Restate the whole listing exactly.

▶ [Records to process]:
◇ ◇ ◇

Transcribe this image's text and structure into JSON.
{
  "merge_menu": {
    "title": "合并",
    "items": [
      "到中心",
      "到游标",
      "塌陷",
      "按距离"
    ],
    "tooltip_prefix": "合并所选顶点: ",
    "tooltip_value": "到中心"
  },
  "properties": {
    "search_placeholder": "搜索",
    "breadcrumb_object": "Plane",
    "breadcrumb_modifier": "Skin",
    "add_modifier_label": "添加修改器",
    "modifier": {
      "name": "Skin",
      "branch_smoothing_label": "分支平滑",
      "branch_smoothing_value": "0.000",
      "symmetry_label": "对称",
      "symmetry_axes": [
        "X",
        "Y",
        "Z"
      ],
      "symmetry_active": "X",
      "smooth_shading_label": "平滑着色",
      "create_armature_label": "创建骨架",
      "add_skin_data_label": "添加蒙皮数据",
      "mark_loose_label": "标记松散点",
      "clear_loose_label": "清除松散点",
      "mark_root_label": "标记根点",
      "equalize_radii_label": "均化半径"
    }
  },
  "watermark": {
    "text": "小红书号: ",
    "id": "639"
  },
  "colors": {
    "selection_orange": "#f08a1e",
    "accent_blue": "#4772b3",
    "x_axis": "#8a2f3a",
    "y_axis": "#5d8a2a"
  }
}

◇ ◇ ◇

▶ [Written answer]:
Transcribe this image's text and structure into JSON.
{
  "merge_menu": {
    "title": "合并",
    "items": [
      "到中心",
      "到游标",
      "塌陷",
      "按距离"
    ],
    "tooltip_prefix": "合并所选顶点: ",
    "tooltip_value": "到中心"
  },
  "properties": {
    "search_placeholder": "搜索",
    "breadcrumb_object": "Plane",
    "breadcrumb_modifier": "Skin",
    "add_modifier_label": "添加修改器",
    "modifier": {
      "name": "Skin",
      "branch_smoothing_label": "分支平滑",
      "branch_smoothing_value": "0.000",
      "symmetry_label": "对称",
      "symmetry_axes": [
        "X",
        "Y",
        "Z"
      ],
      "symmetry_active": "X",
      "smooth_shading_label": "平滑着色",
      "create_armature_label": "创建骨架",
      "add_skin_data_label": "添加蒙皮数据",
      "mark_loose_label": "标记松散点",
      "clear_loose_label": "清除松散点",
      "mark_root_label": "标记根点",
      "equalize_radii_label": "均化半径"
    }
  },
  "watermark": {
    "text": "小红书号: ",
    "id": "639"
  },
  "colors": {
    "selection_orange": "#f08a1e",
    "accent_blue": "#4772b3",
    "x_axis": "#8a2f3a",
    "y_axis": "#5d8a2a"
  }
}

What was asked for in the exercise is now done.